* Excerpted data:

┌──

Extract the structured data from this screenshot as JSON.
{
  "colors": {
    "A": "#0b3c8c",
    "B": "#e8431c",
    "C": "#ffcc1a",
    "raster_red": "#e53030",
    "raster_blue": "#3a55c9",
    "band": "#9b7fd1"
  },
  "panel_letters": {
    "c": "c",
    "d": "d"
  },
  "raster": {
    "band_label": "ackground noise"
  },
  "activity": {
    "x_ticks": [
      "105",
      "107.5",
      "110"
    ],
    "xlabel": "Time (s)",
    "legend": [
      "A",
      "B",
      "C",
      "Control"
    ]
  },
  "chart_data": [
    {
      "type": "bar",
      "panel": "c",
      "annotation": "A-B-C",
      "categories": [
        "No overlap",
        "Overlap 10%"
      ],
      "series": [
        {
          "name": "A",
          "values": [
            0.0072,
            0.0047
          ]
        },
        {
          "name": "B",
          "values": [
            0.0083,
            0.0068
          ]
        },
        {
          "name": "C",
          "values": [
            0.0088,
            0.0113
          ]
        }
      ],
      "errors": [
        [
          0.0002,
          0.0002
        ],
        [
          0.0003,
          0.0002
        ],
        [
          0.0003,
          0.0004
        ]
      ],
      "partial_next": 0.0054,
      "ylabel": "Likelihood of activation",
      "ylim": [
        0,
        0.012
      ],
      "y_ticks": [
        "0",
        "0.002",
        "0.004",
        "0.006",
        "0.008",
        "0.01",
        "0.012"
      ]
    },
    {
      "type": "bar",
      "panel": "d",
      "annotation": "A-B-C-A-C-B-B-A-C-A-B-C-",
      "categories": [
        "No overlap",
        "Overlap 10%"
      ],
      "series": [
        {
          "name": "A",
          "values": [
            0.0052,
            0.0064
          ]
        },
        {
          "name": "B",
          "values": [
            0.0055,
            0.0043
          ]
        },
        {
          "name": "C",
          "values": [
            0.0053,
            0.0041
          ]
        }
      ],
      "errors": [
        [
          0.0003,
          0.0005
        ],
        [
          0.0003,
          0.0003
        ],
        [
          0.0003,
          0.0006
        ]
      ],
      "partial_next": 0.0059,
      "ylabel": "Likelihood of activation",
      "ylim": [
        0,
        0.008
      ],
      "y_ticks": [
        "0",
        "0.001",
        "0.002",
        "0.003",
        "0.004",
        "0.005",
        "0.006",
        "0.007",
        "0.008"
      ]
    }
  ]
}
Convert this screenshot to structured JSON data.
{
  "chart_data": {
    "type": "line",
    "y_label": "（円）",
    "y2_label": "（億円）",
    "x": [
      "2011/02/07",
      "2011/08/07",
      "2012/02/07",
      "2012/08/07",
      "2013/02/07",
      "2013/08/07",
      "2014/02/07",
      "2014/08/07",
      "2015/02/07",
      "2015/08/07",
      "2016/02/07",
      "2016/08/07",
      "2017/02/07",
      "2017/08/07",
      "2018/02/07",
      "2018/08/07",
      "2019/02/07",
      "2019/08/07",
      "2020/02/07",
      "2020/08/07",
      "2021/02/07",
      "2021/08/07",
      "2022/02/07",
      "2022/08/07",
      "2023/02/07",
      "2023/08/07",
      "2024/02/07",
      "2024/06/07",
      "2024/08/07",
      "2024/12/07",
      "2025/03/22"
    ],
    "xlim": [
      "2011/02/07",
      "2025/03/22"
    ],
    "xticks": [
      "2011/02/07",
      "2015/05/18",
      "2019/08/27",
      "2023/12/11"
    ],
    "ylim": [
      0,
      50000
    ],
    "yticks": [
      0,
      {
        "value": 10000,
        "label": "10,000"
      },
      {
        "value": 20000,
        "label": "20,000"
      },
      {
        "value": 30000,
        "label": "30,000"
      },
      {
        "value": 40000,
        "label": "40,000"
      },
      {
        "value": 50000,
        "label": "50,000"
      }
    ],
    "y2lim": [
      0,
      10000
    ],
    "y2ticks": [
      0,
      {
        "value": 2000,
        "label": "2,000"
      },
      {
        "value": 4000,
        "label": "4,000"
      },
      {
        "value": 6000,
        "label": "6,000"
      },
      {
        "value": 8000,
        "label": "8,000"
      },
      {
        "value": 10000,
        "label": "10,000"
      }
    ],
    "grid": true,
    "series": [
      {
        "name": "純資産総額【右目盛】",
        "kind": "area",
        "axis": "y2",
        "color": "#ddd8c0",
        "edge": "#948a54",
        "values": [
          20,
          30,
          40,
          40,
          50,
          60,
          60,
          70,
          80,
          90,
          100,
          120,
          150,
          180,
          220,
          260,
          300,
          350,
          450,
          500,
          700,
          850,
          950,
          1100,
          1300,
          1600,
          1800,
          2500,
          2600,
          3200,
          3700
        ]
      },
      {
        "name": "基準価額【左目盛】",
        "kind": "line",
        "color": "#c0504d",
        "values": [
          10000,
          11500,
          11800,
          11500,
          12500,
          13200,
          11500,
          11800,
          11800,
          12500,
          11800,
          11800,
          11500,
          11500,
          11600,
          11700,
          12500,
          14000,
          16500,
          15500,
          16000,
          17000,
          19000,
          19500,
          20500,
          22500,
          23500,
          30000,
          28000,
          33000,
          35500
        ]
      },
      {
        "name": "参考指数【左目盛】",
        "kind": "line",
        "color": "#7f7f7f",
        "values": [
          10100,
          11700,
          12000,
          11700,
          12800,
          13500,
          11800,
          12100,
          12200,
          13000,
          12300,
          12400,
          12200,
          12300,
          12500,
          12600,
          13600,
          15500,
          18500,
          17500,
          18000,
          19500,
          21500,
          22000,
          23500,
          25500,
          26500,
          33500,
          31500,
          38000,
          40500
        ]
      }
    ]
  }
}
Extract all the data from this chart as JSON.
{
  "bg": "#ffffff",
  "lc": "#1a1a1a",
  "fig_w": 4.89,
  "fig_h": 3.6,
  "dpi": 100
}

└──

* What you will do:
Return, unchanged, each line from the line containing "Extract all the data from this chart as JSON." through the last line of the material.

* Written response:
Extract all the data from this chart as JSON.
{
  "bg": "#ffffff",
  "lc": "#1a1a1a",
  "fig_w": 4.89,
  "fig_h": 3.6,
  "dpi": 100
}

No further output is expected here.